The exercise:
The records that follow should be retyped word for word.
** start of Data provided **
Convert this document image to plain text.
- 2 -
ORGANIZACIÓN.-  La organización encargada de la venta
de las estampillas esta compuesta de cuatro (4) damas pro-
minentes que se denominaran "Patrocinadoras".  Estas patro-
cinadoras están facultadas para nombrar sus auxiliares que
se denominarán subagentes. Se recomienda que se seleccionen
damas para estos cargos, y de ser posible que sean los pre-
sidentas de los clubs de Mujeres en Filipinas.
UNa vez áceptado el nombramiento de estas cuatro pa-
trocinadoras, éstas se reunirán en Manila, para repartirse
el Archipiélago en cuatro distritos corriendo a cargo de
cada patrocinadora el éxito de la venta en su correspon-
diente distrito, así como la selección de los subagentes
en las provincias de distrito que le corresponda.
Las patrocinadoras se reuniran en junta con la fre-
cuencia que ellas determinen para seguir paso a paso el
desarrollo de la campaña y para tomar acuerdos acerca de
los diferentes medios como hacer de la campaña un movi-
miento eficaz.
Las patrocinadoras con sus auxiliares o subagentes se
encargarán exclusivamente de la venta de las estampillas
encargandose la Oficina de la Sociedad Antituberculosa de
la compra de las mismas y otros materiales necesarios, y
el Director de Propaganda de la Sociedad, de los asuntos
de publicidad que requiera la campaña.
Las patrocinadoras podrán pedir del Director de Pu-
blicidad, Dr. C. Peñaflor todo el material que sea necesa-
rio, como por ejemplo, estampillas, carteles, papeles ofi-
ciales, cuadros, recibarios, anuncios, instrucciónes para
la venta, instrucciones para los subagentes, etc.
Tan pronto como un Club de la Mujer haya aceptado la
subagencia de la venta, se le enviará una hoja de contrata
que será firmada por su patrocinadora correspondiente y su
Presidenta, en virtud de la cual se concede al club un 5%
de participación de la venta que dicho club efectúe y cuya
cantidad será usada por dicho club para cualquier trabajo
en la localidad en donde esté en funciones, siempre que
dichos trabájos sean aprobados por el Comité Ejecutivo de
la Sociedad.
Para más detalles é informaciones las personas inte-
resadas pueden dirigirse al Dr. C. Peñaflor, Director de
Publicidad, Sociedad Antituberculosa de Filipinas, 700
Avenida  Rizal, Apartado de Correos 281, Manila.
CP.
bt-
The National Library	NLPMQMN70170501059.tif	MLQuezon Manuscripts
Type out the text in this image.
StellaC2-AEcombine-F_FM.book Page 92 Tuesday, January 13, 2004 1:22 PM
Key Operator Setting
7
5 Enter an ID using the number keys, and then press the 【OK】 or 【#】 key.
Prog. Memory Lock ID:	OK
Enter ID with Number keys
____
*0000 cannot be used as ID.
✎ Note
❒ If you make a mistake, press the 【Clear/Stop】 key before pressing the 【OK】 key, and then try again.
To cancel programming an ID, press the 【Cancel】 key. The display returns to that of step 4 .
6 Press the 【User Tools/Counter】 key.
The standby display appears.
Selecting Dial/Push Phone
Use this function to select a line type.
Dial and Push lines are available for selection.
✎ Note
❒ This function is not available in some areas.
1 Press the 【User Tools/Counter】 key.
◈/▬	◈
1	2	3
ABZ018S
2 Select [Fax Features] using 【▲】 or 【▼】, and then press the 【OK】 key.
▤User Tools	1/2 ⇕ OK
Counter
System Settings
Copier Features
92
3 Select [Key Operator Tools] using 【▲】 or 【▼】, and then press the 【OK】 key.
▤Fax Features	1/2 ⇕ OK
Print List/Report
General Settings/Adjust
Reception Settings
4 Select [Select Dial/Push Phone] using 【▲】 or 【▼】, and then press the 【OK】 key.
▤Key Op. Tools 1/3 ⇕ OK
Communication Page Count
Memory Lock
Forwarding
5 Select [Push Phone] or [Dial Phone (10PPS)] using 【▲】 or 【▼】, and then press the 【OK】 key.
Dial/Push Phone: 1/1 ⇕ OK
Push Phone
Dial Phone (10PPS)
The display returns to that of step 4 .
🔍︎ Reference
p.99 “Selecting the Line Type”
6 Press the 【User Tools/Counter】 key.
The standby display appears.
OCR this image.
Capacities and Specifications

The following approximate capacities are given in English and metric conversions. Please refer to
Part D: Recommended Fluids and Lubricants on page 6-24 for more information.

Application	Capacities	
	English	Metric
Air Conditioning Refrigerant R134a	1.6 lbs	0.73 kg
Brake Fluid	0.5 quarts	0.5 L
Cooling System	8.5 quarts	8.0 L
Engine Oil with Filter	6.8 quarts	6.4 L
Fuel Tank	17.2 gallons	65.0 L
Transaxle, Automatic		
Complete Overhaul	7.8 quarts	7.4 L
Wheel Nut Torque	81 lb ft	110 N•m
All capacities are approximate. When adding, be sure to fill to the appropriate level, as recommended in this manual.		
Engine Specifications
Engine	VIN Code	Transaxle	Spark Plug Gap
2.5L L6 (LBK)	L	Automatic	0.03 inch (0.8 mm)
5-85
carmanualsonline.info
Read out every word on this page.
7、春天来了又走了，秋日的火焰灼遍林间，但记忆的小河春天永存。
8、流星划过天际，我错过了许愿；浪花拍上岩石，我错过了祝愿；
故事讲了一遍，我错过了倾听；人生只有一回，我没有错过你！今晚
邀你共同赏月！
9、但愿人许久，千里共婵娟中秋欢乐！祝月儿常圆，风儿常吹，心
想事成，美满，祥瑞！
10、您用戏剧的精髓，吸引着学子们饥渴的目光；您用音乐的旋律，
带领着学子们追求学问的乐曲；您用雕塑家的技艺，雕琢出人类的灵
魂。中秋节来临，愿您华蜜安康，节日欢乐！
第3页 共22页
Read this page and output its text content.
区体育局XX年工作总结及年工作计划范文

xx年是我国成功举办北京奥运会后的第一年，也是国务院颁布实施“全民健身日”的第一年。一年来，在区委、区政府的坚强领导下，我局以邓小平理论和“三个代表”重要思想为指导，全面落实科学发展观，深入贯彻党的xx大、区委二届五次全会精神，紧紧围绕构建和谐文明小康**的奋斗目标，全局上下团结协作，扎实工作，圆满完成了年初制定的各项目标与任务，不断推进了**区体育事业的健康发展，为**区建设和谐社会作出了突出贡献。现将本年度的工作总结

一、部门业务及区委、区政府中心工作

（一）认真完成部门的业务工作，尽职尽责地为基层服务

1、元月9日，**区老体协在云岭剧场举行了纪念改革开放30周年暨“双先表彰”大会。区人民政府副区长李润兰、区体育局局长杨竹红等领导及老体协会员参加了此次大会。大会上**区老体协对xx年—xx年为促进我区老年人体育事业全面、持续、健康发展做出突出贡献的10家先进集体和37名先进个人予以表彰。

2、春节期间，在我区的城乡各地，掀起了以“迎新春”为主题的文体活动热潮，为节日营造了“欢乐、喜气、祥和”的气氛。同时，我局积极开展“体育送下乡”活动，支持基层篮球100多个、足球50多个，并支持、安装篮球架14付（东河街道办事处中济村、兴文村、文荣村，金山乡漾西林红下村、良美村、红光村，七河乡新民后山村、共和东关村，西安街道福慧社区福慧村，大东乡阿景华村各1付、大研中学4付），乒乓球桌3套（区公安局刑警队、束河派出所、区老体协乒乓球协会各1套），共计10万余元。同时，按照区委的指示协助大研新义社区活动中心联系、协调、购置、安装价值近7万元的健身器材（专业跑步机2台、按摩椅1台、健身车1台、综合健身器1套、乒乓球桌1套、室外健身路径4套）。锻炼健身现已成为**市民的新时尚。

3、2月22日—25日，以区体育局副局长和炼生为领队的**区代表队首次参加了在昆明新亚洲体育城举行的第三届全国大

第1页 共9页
** end of Data provided **
Task response:
Convert this document image to plain text.
- 2 -
ORGANIZACIÓN.-  La organización encargada de la venta
de las estampillas esta compuesta de cuatro (4) damas pro-
minentes que se denominaran "Patrocinadoras".  Estas patro-
cinadoras están facultadas para nombrar sus auxiliares que
se denominarán subagentes. Se recomienda que se seleccionen
damas para estos cargos, y de ser posible que sean los pre-
sidentas de los clubs de Mujeres en Filipinas.
UNa vez áceptado el nombramiento de estas cuatro pa-
trocinadoras, éstas se reunirán en Manila, para repartirse
el Archipiélago en cuatro distritos corriendo a cargo de
cada patrocinadora el éxito de la venta en su correspon-
diente distrito, así como la selección de los subagentes
en las provincias de distrito que le corresponda.
Las patrocinadoras se reuniran en junta con la fre-
cuencia que ellas determinen para seguir paso a paso el
desarrollo de la campaña y para tomar acuerdos acerca de
los diferentes medios como hacer de la campaña un movi-
miento eficaz.
Las patrocinadoras con sus auxiliares o subagentes se
encargarán exclusivamente de la venta de las estampillas
encargandose la Oficina de la Sociedad Antituberculosa de
la compra de las mismas y otros materiales necesarios, y
el Director de Propaganda de la Sociedad, de los asuntos
de publicidad que requiera la campaña.
Las patrocinadoras podrán pedir del Director de Pu-
blicidad, Dr. C. Peñaflor todo el material que sea necesa-
rio, como por ejemplo, estampillas, carteles, papeles ofi-
ciales, cuadros, recibarios, anuncios, instrucciónes para
la venta, instrucciones para los subagentes, etc.
Tan pronto como un Club de la Mujer haya aceptado la
subagencia de la venta, se le enviará una hoja de contrata
que será firmada por su patrocinadora correspondiente y su
Presidenta, en virtud de la cual se concede al club un 5%
de participación de la venta que dicho club efectúe y cuya
cantidad será usada por dicho club para cualquier trabajo
en la localidad en donde esté en funciones, siempre que
dichos trabájos sean aprobados por el Comité Ejecutivo de
la Sociedad.
Para más detalles é informaciones las personas inte-
resadas pueden dirigirse al Dr. C. Peñaflor, Director de
Publicidad, Sociedad Antituberculosa de Filipinas, 700
Avenida  Rizal, Apartado de Correos 281, Manila.
CP.
bt-
The National Library	NLPMQMN70170501059.tif	MLQuezon Manuscripts
Type out the text in this image.
StellaC2-AEcombine-F_FM.book Page 92 Tuesday, January 13, 2004 1:22 PM
Key Operator Setting
7
5 Enter an ID using the number keys, and then press the 【OK】 or 【#】 key.
Prog. Memory Lock ID:	OK
Enter ID with Number keys
____
*0000 cannot be used as ID.
✎ Note
❒ If you make a mistake, press the 【Clear/Stop】 key before pressing the 【OK】 key, and then try again.
To cancel programming an ID, press the 【Cancel】 key. The display returns to that of step 4 .
6 Press the 【User Tools/Counter】 key.
The standby display appears.
Selecting Dial/Push Phone
Use this function to select a line type.
Dial and Push lines are available for selection.
✎ Note
❒ This function is not available in some areas.
1 Press the 【User Tools/Counter】 key.
◈/▬	◈
1	2	3
ABZ018S
2 Select [Fax Features] using 【▲】 or 【▼】, and then press the 【OK】 key.
▤User Tools	1/2 ⇕ OK
Counter
System Settings
Copier Features
92
3 Select [Key Operator Tools] using 【▲】 or 【▼】, and then press the 【OK】 key.
▤Fax Features	1/2 ⇕ OK
Print List/Report
General Settings/Adjust
Reception Settings
4 Select [Select Dial/Push Phone] using 【▲】 or 【▼】, and then press the 【OK】 key.
▤Key Op. Tools 1/3 ⇕ OK
Communication Page Count
Memory Lock
Forwarding
5 Select [Push Phone] or [Dial Phone (10PPS)] using 【▲】 or 【▼】, and then press the 【OK】 key.
Dial/Push Phone: 1/1 ⇕ OK
Push Phone
Dial Phone (10PPS)
The display returns to that of step 4 .
🔍︎ Reference
p.99 “Selecting the Line Type”
6 Press the 【User Tools/Counter】 key.
The standby display appears.
OCR this image.
Capacities and Specifications

The following approximate capacities are given in English and metric conversions. Please refer to
Part D: Recommended Fluids and Lubricants on page 6-24 for more information.

Application	Capacities	
	English	Metric
Air Conditioning Refrigerant R134a	1.6 lbs	0.73 kg
Brake Fluid	0.5 quarts	0.5 L
Cooling System	8.5 quarts	8.0 L
Engine Oil with Filter	6.8 quarts	6.4 L
Fuel Tank	17.2 gallons	65.0 L
Transaxle, Automatic		
Complete Overhaul	7.8 quarts	7.4 L
Wheel Nut Torque	81 lb ft	110 N•m
All capacities are approximate. When adding, be sure to fill to the appropriate level, as recommended in this manual.		
Engine Specifications
Engine	VIN Code	Transaxle	Spark Plug Gap
2.5L L6 (LBK)	L	Automatic	0.03 inch (0.8 mm)
5-85
carmanualsonline.info
Read out every word on this page.
7、春天来了又走了，秋日的火焰灼遍林间，但记忆的小河春天永存。
8、流星划过天际，我错过了许愿；浪花拍上岩石，我错过了祝愿；
故事讲了一遍，我错过了倾听；人生只有一回，我没有错过你！今晚
邀你共同赏月！
9、但愿人许久，千里共婵娟中秋欢乐！祝月儿常圆，风儿常吹，心
想事成，美满，祥瑞！
10、您用戏剧的精髓，吸引着学子们饥渴的目光；您用音乐的旋律，
带领着学子们追求学问的乐曲；您用雕塑家的技艺，雕琢出人类的灵
魂。中秋节来临，愿您华蜜安康，节日欢乐！
第3页 共22页
Read this page and output its text content.
区体育局XX年工作总结及年工作计划范文

xx年是我国成功举办北京奥运会后的第一年，也是国务院颁布实施“全民健身日”的第一年。一年来，在区委、区政府的坚强领导下，我局以邓小平理论和“三个代表”重要思想为指导，全面落实科学发展观，深入贯彻党的xx大、区委二届五次全会精神，紧紧围绕构建和谐文明小康**的奋斗目标，全局上下团结协作，扎实工作，圆满完成了年初制定的各项目标与任务，不断推进了**区体育事业的健康发展，为**区建设和谐社会作出了突出贡献。现将本年度的工作总结

一、部门业务及区委、区政府中心工作

（一）认真完成部门的业务工作，尽职尽责地为基层服务

1、元月9日，**区老体协在云岭剧场举行了纪念改革开放30周年暨“双先表彰”大会。区人民政府副区长李润兰、区体育局局长杨竹红等领导及老体协会员参加了此次大会。大会上**区老体协对xx年—xx年为促进我区老年人体育事业全面、持续、健康发展做出突出贡献的10家先进集体和37名先进个人予以表彰。

2、春节期间，在我区的城乡各地，掀起了以“迎新春”为主题的文体活动热潮，为节日营造了“欢乐、喜气、祥和”的气氛。同时，我局积极开展“体育送下乡”活动，支持基层篮球100多个、足球50多个，并支持、安装篮球架14付（东河街道办事处中济村、兴文村、文荣村，金山乡漾西林红下村、良美村、红光村，七河乡新民后山村、共和东关村，西安街道福慧社区福慧村，大东乡阿景华村各1付、大研中学4付），乒乓球桌3套（区公安局刑警队、束河派出所、区老体协乒乓球协会各1套），共计10万余元。同时，按照区委的指示协助大研新义社区活动中心联系、协调、购置、安装价值近7万元的健身器材（专业跑步机2台、按摩椅1台、健身车1台、综合健身器1套、乒乓球桌1套、室外健身路径4套）。锻炼健身现已成为**市民的新时尚。

3、2月22日—25日，以区体育局副局长和炼生为领队的**区代表队首次参加了在昆明新亚洲体育城举行的第三届全国大

第1页 共9页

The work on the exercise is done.